--- begin Records for processing ---

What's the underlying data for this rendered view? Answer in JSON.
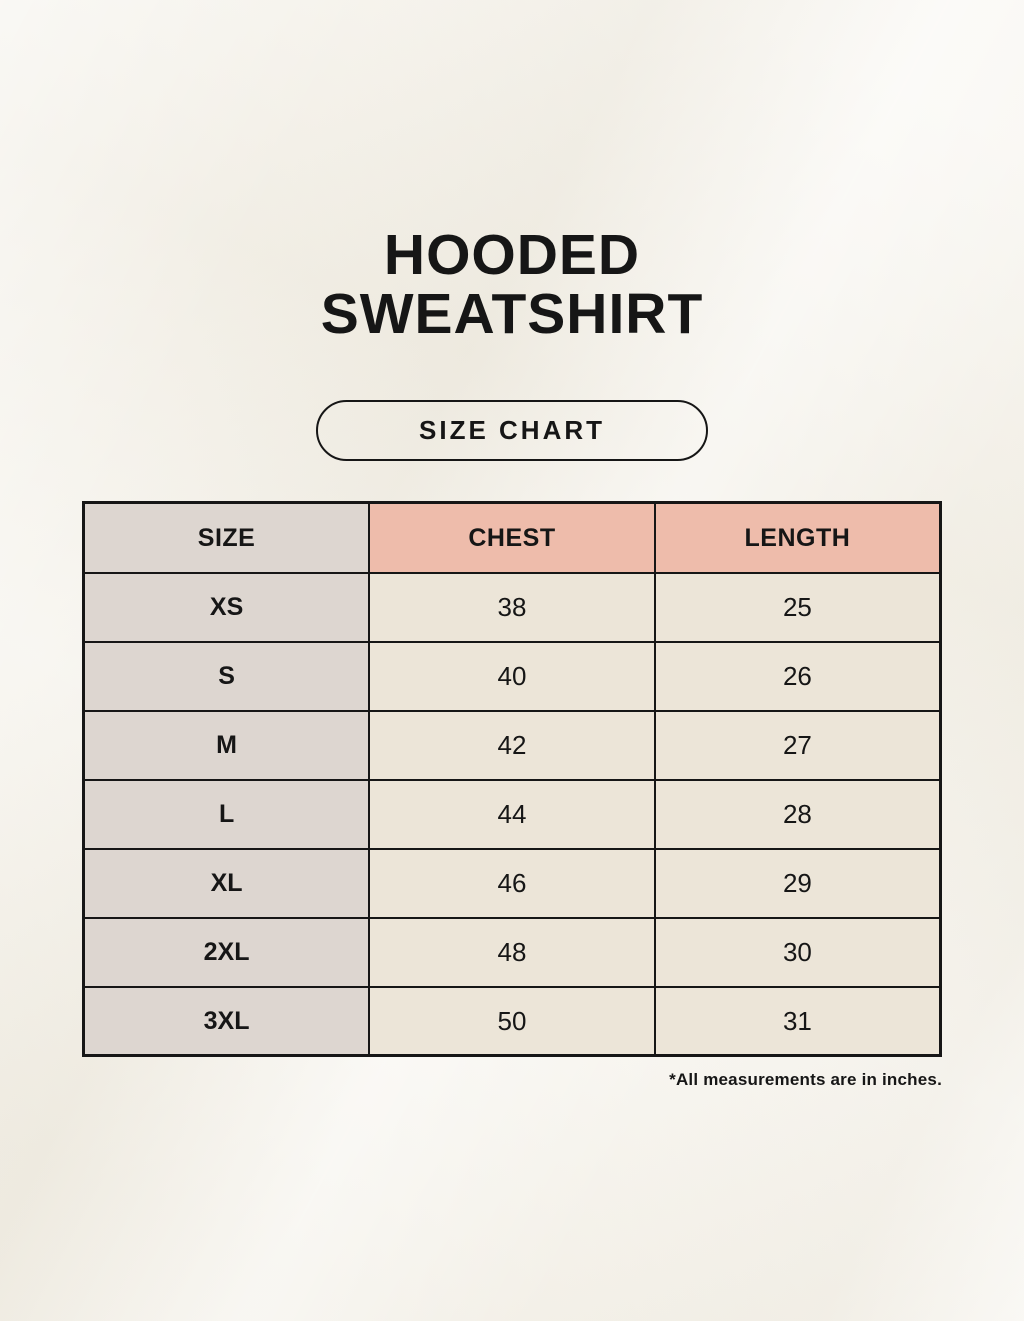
{
  "header": {
    "title_line1": "HOODED",
    "title_line2": "SWEATSHIRT",
    "size_chart_button": "SIZE CHART"
  },
  "footnote": "*All measurements are in inches.",
  "colors": {
    "background": "#f4f1e9",
    "salmon_header": "#eebcab",
    "taupe_column": "#ddd6d0",
    "cream_cell": "#ece5d8",
    "border": "#161616",
    "text": "#161616"
  },
  "chart_data": {
    "type": "table",
    "title": "HOODED SWEATSHIRT",
    "subtitle": "SIZE CHART",
    "units": "inches",
    "columns": [
      "SIZE",
      "CHEST",
      "LENGTH"
    ],
    "rows": [
      {
        "size": "XS",
        "chest": 38,
        "length": 25
      },
      {
        "size": "S",
        "chest": 40,
        "length": 26
      },
      {
        "size": "M",
        "chest": 42,
        "length": 27
      },
      {
        "size": "L",
        "chest": 44,
        "length": 28
      },
      {
        "size": "XL",
        "chest": 46,
        "length": 29
      },
      {
        "size": "2XL",
        "chest": 48,
        "length": 30
      },
      {
        "size": "3XL",
        "chest": 50,
        "length": 31
      }
    ]
  }
}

--- end Records for processing ---

Drop the images and repeat the data exactly.

What's the underlying data for this rendered view? Answer in JSON.
{
  "header": {
    "title_line1": "HOODED",
    "title_line2": "SWEATSHIRT",
    "size_chart_button": "SIZE CHART"
  },
  "footnote": "*All measurements are in inches.",
  "colors": {
    "background": "#f4f1e9",
    "salmon_header": "#eebcab",
    "taupe_column": "#ddd6d0",
    "cream_cell": "#ece5d8",
    "border": "#161616",
    "text": "#161616"
  },
  "chart_data": {
    "type": "table",
    "title": "HOODED SWEATSHIRT",
    "subtitle": "SIZE CHART",
    "units": "inches",
    "columns": [
      "SIZE",
      "CHEST",
      "LENGTH"
    ],
    "rows": [
      {
        "size": "XS",
        "chest": 38,
        "length": 25
      },
      {
        "size": "S",
        "chest": 40,
        "length": 26
      },
      {
        "size": "M",
        "chest": 42,
        "length": 27
      },
      {
        "size": "L",
        "chest": 44,
        "length": 28
      },
      {
        "size": "XL",
        "chest": 46,
        "length": 29
      },
      {
        "size": "2XL",
        "chest": 48,
        "length": 30
      },
      {
        "size": "3XL",
        "chest": 50,
        "length": 31
      }
    ]
  }
}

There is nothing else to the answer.